__Exercise details__.
Reproduce the listing below without changes, except that pictures are left out.

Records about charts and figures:
^^^^

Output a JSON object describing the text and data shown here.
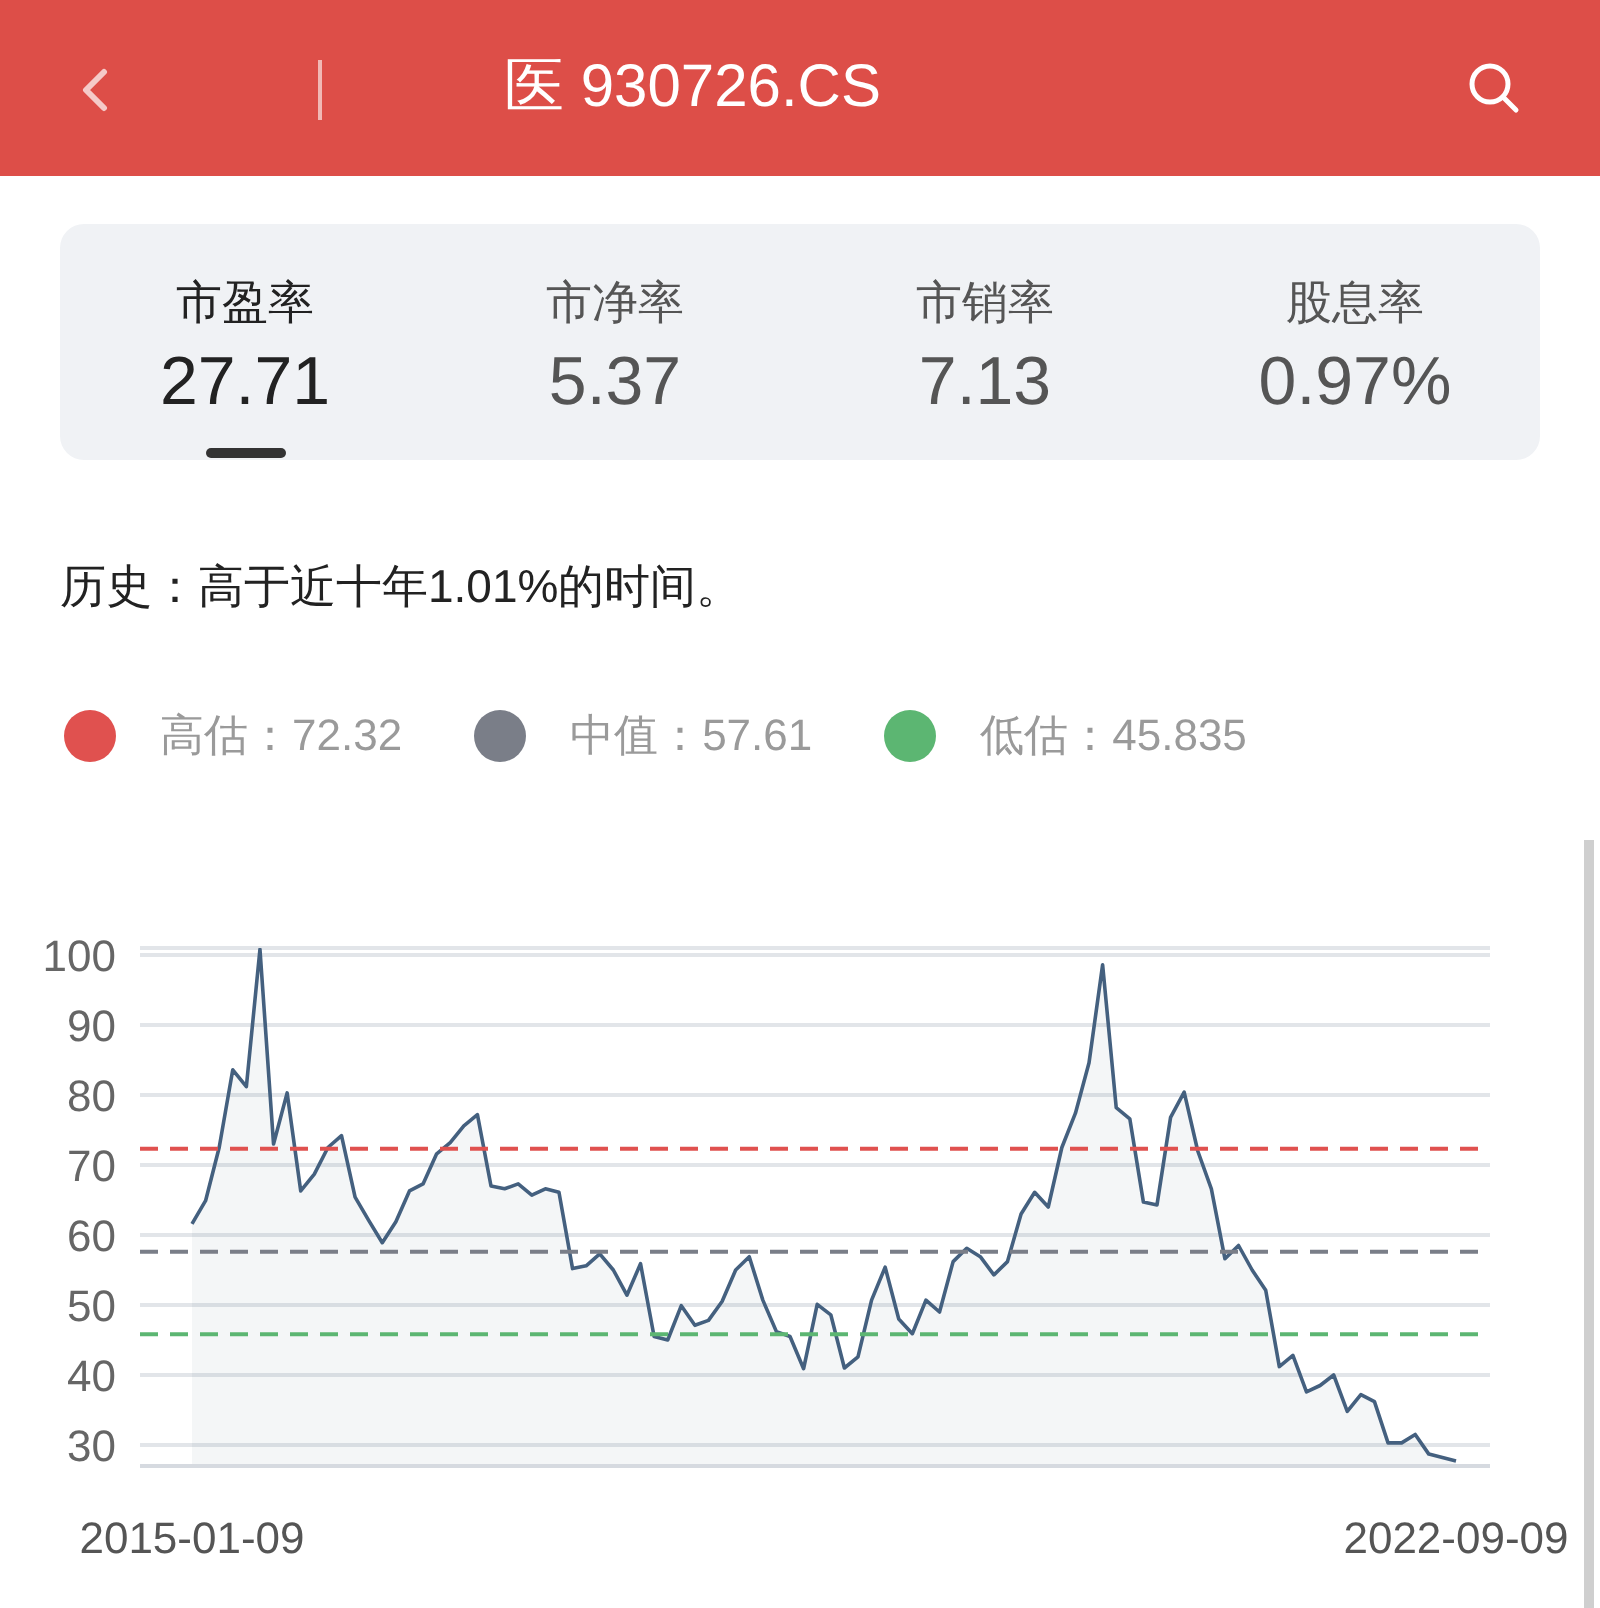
{
  "chart_data": {
    "type": "area",
    "title": "医 930726.CS",
    "subtitle": "历史：高于近十年1.01%的时间。",
    "annotations": [
      "市盈率",
      "27.71",
      "市净率",
      "5.37",
      "市销率",
      "7.13",
      "股息率",
      "0.97%"
    ],
    "categories": [
      "2015-01-09",
      null,
      null,
      null,
      null,
      null,
      null,
      null,
      null,
      null,
      null,
      null,
      null,
      null,
      null,
      null,
      null,
      null,
      null,
      null,
      null,
      null,
      null,
      null,
      null,
      null,
      null,
      null,
      null,
      null,
      null,
      null,
      null,
      null,
      null,
      null,
      null,
      null,
      null,
      null,
      null,
      null,
      null,
      null,
      null,
      null,
      null,
      null,
      null,
      null,
      null,
      null,
      null,
      null,
      null,
      null,
      null,
      null,
      null,
      null,
      null,
      null,
      null,
      null,
      null,
      null,
      null,
      null,
      null,
      null,
      null,
      null,
      null,
      null,
      null,
      null,
      null,
      null,
      null,
      null,
      null,
      null,
      null,
      null,
      null,
      null,
      null,
      null,
      null,
      null,
      null,
      null,
      null,
      "2022-09-09"
    ],
    "values": [
      61.6,
      64.9,
      72.5,
      83.6,
      81.2,
      100.8,
      73.0,
      80.3,
      66.3,
      68.7,
      72.5,
      74.2,
      65.4,
      62.1,
      58.9,
      61.9,
      66.3,
      67.3,
      71.6,
      73.2,
      75.6,
      77.2,
      67.0,
      66.6,
      67.3,
      65.7,
      66.6,
      66.1,
      55.2,
      55.6,
      57.3,
      55.0,
      51.4,
      55.9,
      45.5,
      45.0,
      49.9,
      47.1,
      47.8,
      50.5,
      55.0,
      56.9,
      50.7,
      46.2,
      45.5,
      40.9,
      50.1,
      48.6,
      41.0,
      42.6,
      50.7,
      55.4,
      48.0,
      45.9,
      50.7,
      49.0,
      56.2,
      58.1,
      56.9,
      54.3,
      56.2,
      63.0,
      66.1,
      64.0,
      72.5,
      77.4,
      84.6,
      98.6,
      78.2,
      76.6,
      64.7,
      64.3,
      76.8,
      80.4,
      72.0,
      66.6,
      56.6,
      58.5,
      55.0,
      52.1,
      41.2,
      42.8,
      37.6,
      38.5,
      40.0,
      34.8,
      37.2,
      36.2,
      30.3,
      30.3,
      31.5,
      28.7,
      28.2,
      27.7
    ],
    "color": "#44607f",
    "ylim": [
      27,
      101
    ],
    "yticks": [
      30,
      40,
      50,
      60,
      70,
      80,
      90,
      100
    ],
    "grid": "y",
    "legend": "top left",
    "ref_lines": [
      {
        "axis": "y",
        "value": 72.32,
        "label": "高估：72.32",
        "color": "#e0514f",
        "line_style": "dashed"
      },
      {
        "axis": "y",
        "value": 57.61,
        "label": "中值：57.61",
        "color": "#7a7e88",
        "line_style": "dashed"
      },
      {
        "axis": "y",
        "value": 45.835,
        "label": "低估：45.835",
        "color": "#5cb672",
        "line_style": "dashed"
      }
    ]
  }
}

^^^^

__Solution for this task__.
Output a JSON object describing the text and data shown here.
{
  "chart_data": {
    "type": "area",
    "title": "医 930726.CS",
    "subtitle": "历史：高于近十年1.01%的时间。",
    "annotations": [
      "市盈率",
      "27.71",
      "市净率",
      "5.37",
      "市销率",
      "7.13",
      "股息率",
      "0.97%"
    ],
    "categories": [
      "2015-01-09",
      null,
      null,
      null,
      null,
      null,
      null,
      null,
      null,
      null,
      null,
      null,
      null,
      null,
      null,
      null,
      null,
      null,
      null,
      null,
      null,
      null,
      null,
      null,
      null,
      null,
      null,
      null,
      null,
      null,
      null,
      null,
      null,
      null,
      null,
      null,
      null,
      null,
      null,
      null,
      null,
      null,
      null,
      null,
      null,
      null,
      null,
      null,
      null,
      null,
      null,
      null,
      null,
      null,
      null,
      null,
      null,
      null,
      null,
      null,
      null,
      null,
      null,
      null,
      null,
      null,
      null,
      null,
      null,
      null,
      null,
      null,
      null,
      null,
      null,
      null,
      null,
      null,
      null,
      null,
      null,
      null,
      null,
      null,
      null,
      null,
      null,
      null,
      null,
      null,
      null,
      null,
      null,
      "2022-09-09"
    ],
    "values": [
      61.6,
      64.9,
      72.5,
      83.6,
      81.2,
      100.8,
      73.0,
      80.3,
      66.3,
      68.7,
      72.5,
      74.2,
      65.4,
      62.1,
      58.9,
      61.9,
      66.3,
      67.3,
      71.6,
      73.2,
      75.6,
      77.2,
      67.0,
      66.6,
      67.3,
      65.7,
      66.6,
      66.1,
      55.2,
      55.6,
      57.3,
      55.0,
      51.4,
      55.9,
      45.5,
      45.0,
      49.9,
      47.1,
      47.8,
      50.5,
      55.0,
      56.9,
      50.7,
      46.2,
      45.5,
      40.9,
      50.1,
      48.6,
      41.0,
      42.6,
      50.7,
      55.4,
      48.0,
      45.9,
      50.7,
      49.0,
      56.2,
      58.1,
      56.9,
      54.3,
      56.2,
      63.0,
      66.1,
      64.0,
      72.5,
      77.4,
      84.6,
      98.6,
      78.2,
      76.6,
      64.7,
      64.3,
      76.8,
      80.4,
      72.0,
      66.6,
      56.6,
      58.5,
      55.0,
      52.1,
      41.2,
      42.8,
      37.6,
      38.5,
      40.0,
      34.8,
      37.2,
      36.2,
      30.3,
      30.3,
      31.5,
      28.7,
      28.2,
      27.7
    ],
    "color": "#44607f",
    "ylim": [
      27,
      101
    ],
    "yticks": [
      30,
      40,
      50,
      60,
      70,
      80,
      90,
      100
    ],
    "grid": "y",
    "legend": "top left",
    "ref_lines": [
      {
        "axis": "y",
        "value": 72.32,
        "label": "高估：72.32",
        "color": "#e0514f",
        "line_style": "dashed"
      },
      {
        "axis": "y",
        "value": 57.61,
        "label": "中值：57.61",
        "color": "#7a7e88",
        "line_style": "dashed"
      },
      {
        "axis": "y",
        "value": 45.835,
        "label": "低估：45.835",
        "color": "#5cb672",
        "line_style": "dashed"
      }
    ]
  }
}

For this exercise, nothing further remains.